---- DATA SUPPLIED

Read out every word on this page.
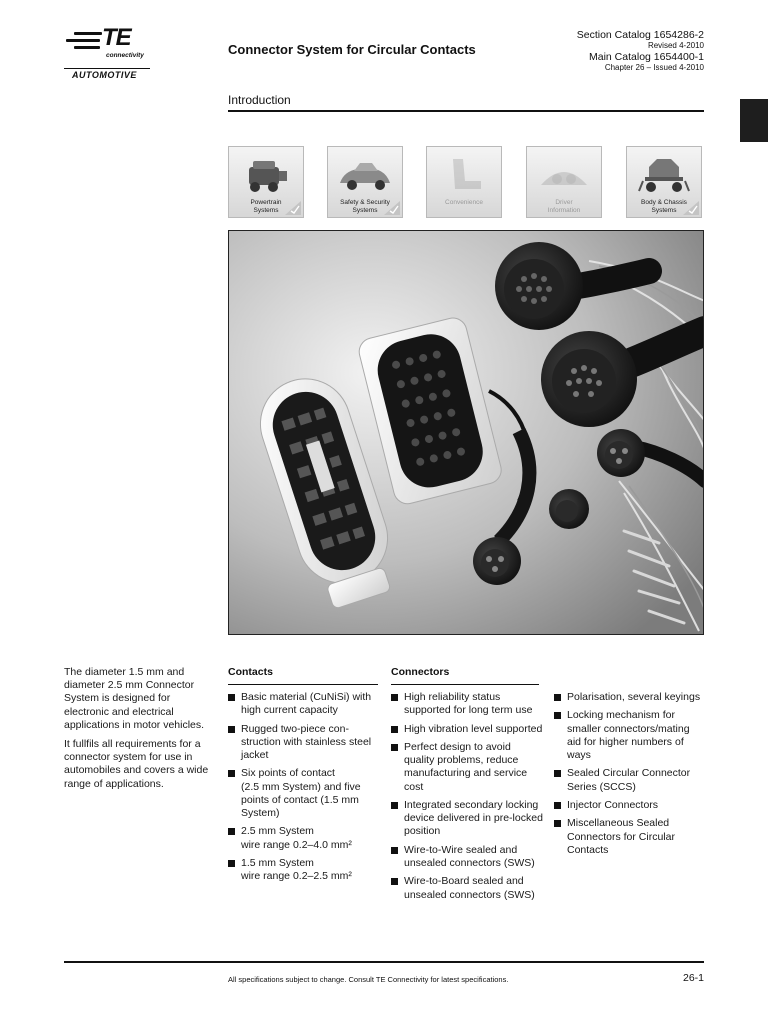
TE
connectivity
AUTOMOTIVE
Connector System for Circular Contacts
Section Catalog 1654286-2
Revised 4-2010
Main Catalog 1654400-1
Chapter 26 – Issued 4-2010
Introduction
Powertrain
Systems
Safety & Security
Systems
Convenience	Driver
Information
Body & Chassis
Systems

The diameter 1.5 mm and diameter 2.5 mm Connector System is designed for electronic and electrical applications in motor vehicles.

It fullfils all requirements for a connector system for use in automobiles and covers a wide range of applications.

Contacts
Basic material (CuNiSi) with high current capacity
Rugged two-piece con-
struction with stainless steel jacket
Six points of contact
(2.5 mm System) and five points of contact (1.5 mm System)
2.5 mm System
wire range 0.2–4.0 mm²
1.5 mm System
wire range 0.2–2.5 mm²
Connectors
High reliability status supported for long term use
High vibration level supported
Perfect design to avoid quality problems, reduce manufacturing and service cost
Integrated secondary locking device delivered in pre-locked position
Wire-to-Wire sealed and unsealed connectors (SWS)
Wire-to-Board sealed and unsealed connectors (SWS)
Polarisation, several keyings
Locking mechanism for smaller connectors/mating aid for higher numbers of ways
Sealed Circular Connector Series (SCCS)
Injector Connectors
Miscellaneous Sealed Connectors for Circular Contacts
All specifications subject to change. Consult TE Connectivity for latest specifications.	26-1
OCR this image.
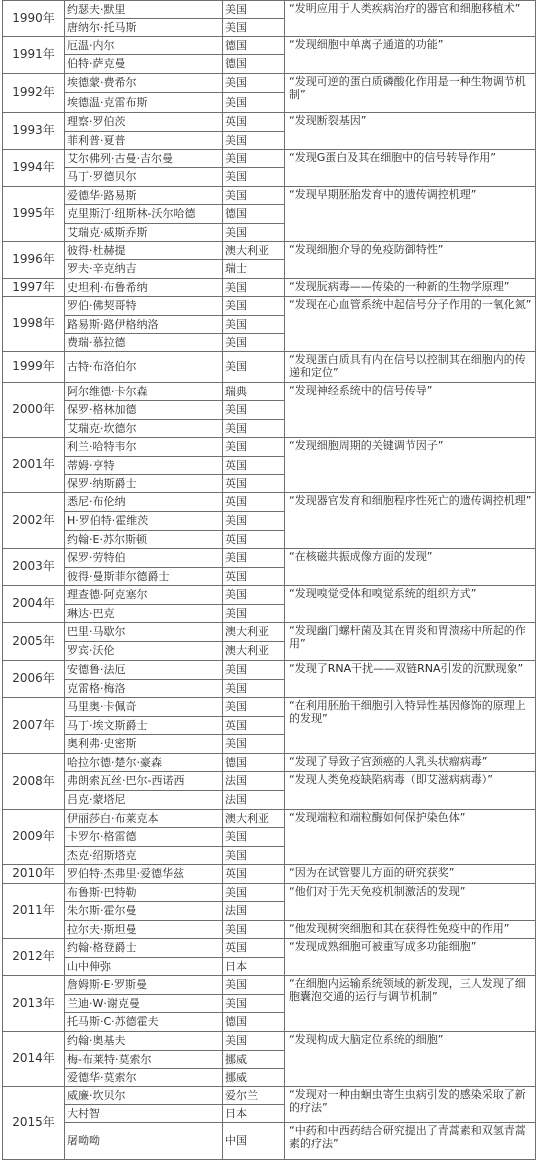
1990年	约瑟夫·默里	美国	“发明应用于人类疾病治疗的器官和细胞移植术”
	唐纳尔·托马斯	美国	
1991年	厄温·内尔	德国	“发现细胞中单离子通道的功能”
	伯特·萨克曼	德国	
1992年	埃德蒙·费希尔	美国	“发现可逆的蛋白质磷酸化作用是一种生物调节机制”
	埃德温·克雷布斯	美国	
1993年	理察·罗伯茨	英国	“发现断裂基因”
	菲利普·夏普	美国	
1994年	艾尔佛列·古曼·吉尔曼	美国	“发现G蛋白及其在细胞中的信号转导作用”
	马丁·罗德贝尔	美国	
1995年	爱德华·路易斯	美国	“发现早期胚胎发育中的遗传调控机理”
	克里斯汀·纽斯林-沃尔哈德	德国	
	艾瑞克·威斯乔斯	美国	
1996年	彼得·杜赫提	澳大利亚	“发现细胞介导的免疫防御特性”
	罗夫·辛克纳吉	瑞士	
1997年	史坦利·布鲁希纳	美国	“发现朊病毒——传染的一种新的生物学原理”
1998年	罗伯·佛契哥特	美国	“发现在心血管系统中起信号分子作用的一氧化氮”
	路易斯·路伊格纳洛	美国	
	费瑞·慕拉德	美国	
1999年	古特·布洛伯尔	美国	“发现蛋白质具有内在信号以控制其在细胞内的传递和定位”
2000年	阿尔维德·卡尔森	瑞典	“发现神经系统中的信号传导”
	保罗·格林加德	美国	
	艾瑞克·坎德尔	美国	
2001年	利兰·哈特韦尔	美国	“发现细胞周期的关键调节因子”
	蒂姆·亨特	英国	
	保罗·纳斯爵士	英国	
2002年	悉尼·布伦纳	英国	“发现器官发育和细胞程序性死亡的遗传调控机理”
	H·罗伯特·霍维茨	美国	
	约翰·E·苏尔斯顿	英国	
2003年	保罗·劳特伯	美国	“在核磁共振成像方面的发现”
	彼得·曼斯菲尔德爵士	英国	
2004年	理查德·阿克塞尔	美国	“发现嗅觉受体和嗅觉系统的组织方式”
	琳达·巴克	美国	
2005年	巴里·马歇尔	澳大利亚	“发现幽门螺杆菌及其在胃炎和胃溃疡中所起的作用”
	罗宾·沃伦	澳大利亚	
2006年	安德鲁·法厄	美国	“发现了RNA干扰——双链RNA引发的沉默现象”
	克雷格·梅洛	美国	
2007年	马里奥·卡佩奇	美国	“在利用胚胎干细胞引入特异性基因修饰的原理上的发现”
	马丁·埃文斯爵士	英国	
	奥利弗·史密斯	美国	
2008年	哈拉尔德·楚尔·豪森	德国	“发现了导致子宫颈癌的人乳头状瘤病毒”
	弗朗索瓦丝·巴尔-西诺西	法国	“发现人类免疫缺陷病毒（即艾滋病病毒）”
	吕克·蒙塔尼	法国	
2009年	伊丽莎白·布莱克本	澳大利亚	“发现端粒和端粒酶如何保护染色体”
	卡罗尔·格雷德	美国	
	杰克·绍斯塔克	美国	
2010年	罗伯特·杰弗里·爱德华兹	英国	“因为在试管婴儿方面的研究获奖”
2011年	布鲁斯·巴特勒	美国	“他们对于先天免疫机制激活的发现”
	朱尔斯·霍尔曼	法国	
	拉尔夫·斯坦曼	美国	“他发现树突细胞和其在获得性免疫中的作用”
2012年	约翰·格登爵士	英国	“发现成熟细胞可被重写成多功能细胞”
	山中伸弥	日本	
2013年	詹姆斯·E·罗斯曼	美国	“在细胞内运输系统领域的新发现，三人发现了细胞囊泡交通的运行与调节机制”
	兰迪·W·谢克曼	美国	
	托马斯·C·苏德霍夫	德国	
2014年	约翰·奥基夫	美国	“发现构成大脑定位系统的细胞”
	梅-布莱特·莫索尔	挪威	
	爱德华·莫索尔	挪威	
2015年	威廉·坎贝尔	爱尔兰	“发现对一种由蛔虫寄生虫病引发的感染采取了新的疗法”
	大村智	日本	
	屠呦呦	中国	“中药和中西药结合研究提出了青蒿素和双氢青蒿素的疗法”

--------

▶ TASK TO COMPLETE
Repeat the full listing above exactly, with no pictures in the copy.

▶ ANSWER BELOW
Read out every word on this page.
TE
connectivity
AUTOMOTIVE
Connector System for Circular Contacts
Section Catalog 1654286-2
Revised 4-2010
Main Catalog 1654400-1
Chapter 26 – Issued 4-2010
Introduction
Powertrain
Systems
Safety & Security
Systems
Convenience	Driver
Information
Body & Chassis
Systems

The diameter 1.5 mm and diameter 2.5 mm Connector System is designed for electronic and electrical applications in motor vehicles.

It fullfils all requirements for a connector system for use in automobiles and covers a wide range of applications.

Contacts
Basic material (CuNiSi) with high current capacity
Rugged two-piece con-
struction with stainless steel jacket
Six points of contact
(2.5 mm System) and five points of contact (1.5 mm System)
2.5 mm System
wire range 0.2–4.0 mm²
1.5 mm System
wire range 0.2–2.5 mm²
Connectors
High reliability status supported for long term use
High vibration level supported
Perfect design to avoid quality problems, reduce manufacturing and service cost
Integrated secondary locking device delivered in pre-locked position
Wire-to-Wire sealed and unsealed connectors (SWS)
Wire-to-Board sealed and unsealed connectors (SWS)
Polarisation, several keyings
Locking mechanism for smaller connectors/mating aid for higher numbers of ways
Sealed Circular Connector Series (SCCS)
Injector Connectors
Miscellaneous Sealed Connectors for Circular Contacts
All specifications subject to change. Consult TE Connectivity for latest specifications.	26-1
OCR this image.
1990年	约瑟夫·默里	美国	“发明应用于人类疾病治疗的器官和细胞移植术”
	唐纳尔·托马斯	美国	
1991年	厄温·内尔	德国	“发现细胞中单离子通道的功能”
	伯特·萨克曼	德国	
1992年	埃德蒙·费希尔	美国	“发现可逆的蛋白质磷酸化作用是一种生物调节机制”
	埃德温·克雷布斯	美国	
1993年	理察·罗伯茨	英国	“发现断裂基因”
	菲利普·夏普	美国	
1994年	艾尔佛列·古曼·吉尔曼	美国	“发现G蛋白及其在细胞中的信号转导作用”
	马丁·罗德贝尔	美国	
1995年	爱德华·路易斯	美国	“发现早期胚胎发育中的遗传调控机理”
	克里斯汀·纽斯林-沃尔哈德	德国	
	艾瑞克·威斯乔斯	美国	
1996年	彼得·杜赫提	澳大利亚	“发现细胞介导的免疫防御特性”
	罗夫·辛克纳吉	瑞士	
1997年	史坦利·布鲁希纳	美国	“发现朊病毒——传染的一种新的生物学原理”
1998年	罗伯·佛契哥特	美国	“发现在心血管系统中起信号分子作用的一氧化氮”
	路易斯·路伊格纳洛	美国	
	费瑞·慕拉德	美国	
1999年	古特·布洛伯尔	美国	“发现蛋白质具有内在信号以控制其在细胞内的传递和定位”
2000年	阿尔维德·卡尔森	瑞典	“发现神经系统中的信号传导”
	保罗·格林加德	美国	
	艾瑞克·坎德尔	美国	
2001年	利兰·哈特韦尔	美国	“发现细胞周期的关键调节因子”
	蒂姆·亨特	英国	
	保罗·纳斯爵士	英国	
2002年	悉尼·布伦纳	英国	“发现器官发育和细胞程序性死亡的遗传调控机理”
	H·罗伯特·霍维茨	美国	
	约翰·E·苏尔斯顿	英国	
2003年	保罗·劳特伯	美国	“在核磁共振成像方面的发现”
	彼得·曼斯菲尔德爵士	英国	
2004年	理查德·阿克塞尔	美国	“发现嗅觉受体和嗅觉系统的组织方式”
	琳达·巴克	美国	
2005年	巴里·马歇尔	澳大利亚	“发现幽门螺杆菌及其在胃炎和胃溃疡中所起的作用”
	罗宾·沃伦	澳大利亚	
2006年	安德鲁·法厄	美国	“发现了RNA干扰——双链RNA引发的沉默现象”
	克雷格·梅洛	美国	
2007年	马里奥·卡佩奇	美国	“在利用胚胎干细胞引入特异性基因修饰的原理上的发现”
	马丁·埃文斯爵士	英国	
	奥利弗·史密斯	美国	
2008年	哈拉尔德·楚尔·豪森	德国	“发现了导致子宫颈癌的人乳头状瘤病毒”
	弗朗索瓦丝·巴尔-西诺西	法国	“发现人类免疫缺陷病毒（即艾滋病病毒）”
	吕克·蒙塔尼	法国	
2009年	伊丽莎白·布莱克本	澳大利亚	“发现端粒和端粒酶如何保护染色体”
	卡罗尔·格雷德	美国	
	杰克·绍斯塔克	美国	
2010年	罗伯特·杰弗里·爱德华兹	英国	“因为在试管婴儿方面的研究获奖”
2011年	布鲁斯·巴特勒	美国	“他们对于先天免疫机制激活的发现”
	朱尔斯·霍尔曼	法国	
	拉尔夫·斯坦曼	美国	“他发现树突细胞和其在获得性免疫中的作用”
2012年	约翰·格登爵士	英国	“发现成熟细胞可被重写成多功能细胞”
	山中伸弥	日本	
2013年	詹姆斯·E·罗斯曼	美国	“在细胞内运输系统领域的新发现，三人发现了细胞囊泡交通的运行与调节机制”
	兰迪·W·谢克曼	美国	
	托马斯·C·苏德霍夫	德国	
2014年	约翰·奥基夫	美国	“发现构成大脑定位系统的细胞”
	梅-布莱特·莫索尔	挪威	
	爱德华·莫索尔	挪威	
2015年	威廉·坎贝尔	爱尔兰	“发现对一种由蛔虫寄生虫病引发的感染采取了新的疗法”
	大村智	日本	
	屠呦呦	中国	“中药和中西药结合研究提出了青蒿素和双氢青蒿素的疗法”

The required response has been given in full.